#### Required task
Retype the records below word for word and omit any image.

--- begin Data to use ---

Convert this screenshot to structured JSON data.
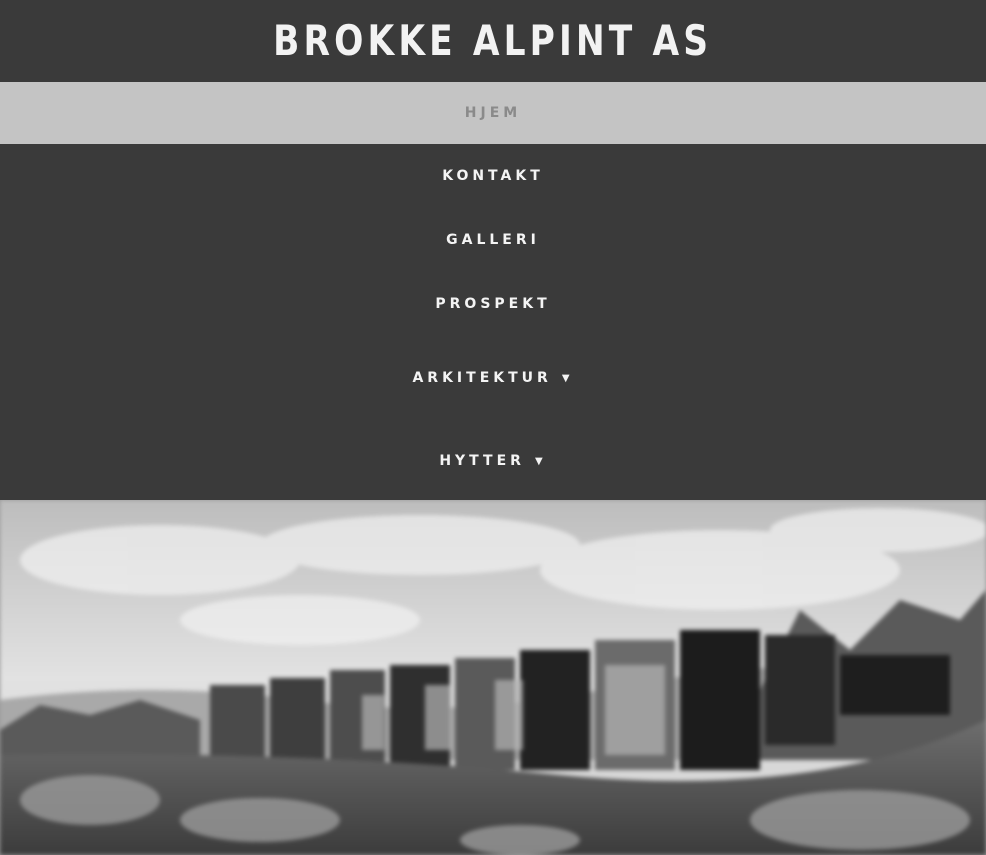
{
  "site": {
    "title": "BROKKE ALPINT AS"
  },
  "nav": {
    "items": [
      {
        "label": "HJEM",
        "active": true
      },
      {
        "label": "KONTAKT"
      },
      {
        "label": "GALLERI"
      },
      {
        "label": "PROSPEKT"
      },
      {
        "label": "ARKITEKTUR",
        "has_dropdown": true
      },
      {
        "label": "HYTTER",
        "has_dropdown": true
      }
    ],
    "dropdown_icon": "chevron-down-icon"
  },
  "hero": {
    "image": "black-and-white photo of a row of cabins on a hillside under a cloudy sky"
  },
  "colors": {
    "header_bg": "#3a3a3a",
    "active_nav_bg": "#c4c4c4",
    "active_nav_text": "#8a8a8a",
    "nav_text": "#f4f4f4"
  }
}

--- end Data to use ---

#### Worked solution
Convert this screenshot to structured JSON data.
{
  "site": {
    "title": "BROKKE ALPINT AS"
  },
  "nav": {
    "items": [
      {
        "label": "HJEM",
        "active": true
      },
      {
        "label": "KONTAKT"
      },
      {
        "label": "GALLERI"
      },
      {
        "label": "PROSPEKT"
      },
      {
        "label": "ARKITEKTUR",
        "has_dropdown": true
      },
      {
        "label": "HYTTER",
        "has_dropdown": true
      }
    ],
    "dropdown_icon": "chevron-down-icon"
  },
  "hero": {
    "image": "black-and-white photo of a row of cabins on a hillside under a cloudy sky"
  },
  "colors": {
    "header_bg": "#3a3a3a",
    "active_nav_bg": "#c4c4c4",
    "active_nav_text": "#8a8a8a",
    "nav_text": "#f4f4f4"
  }
}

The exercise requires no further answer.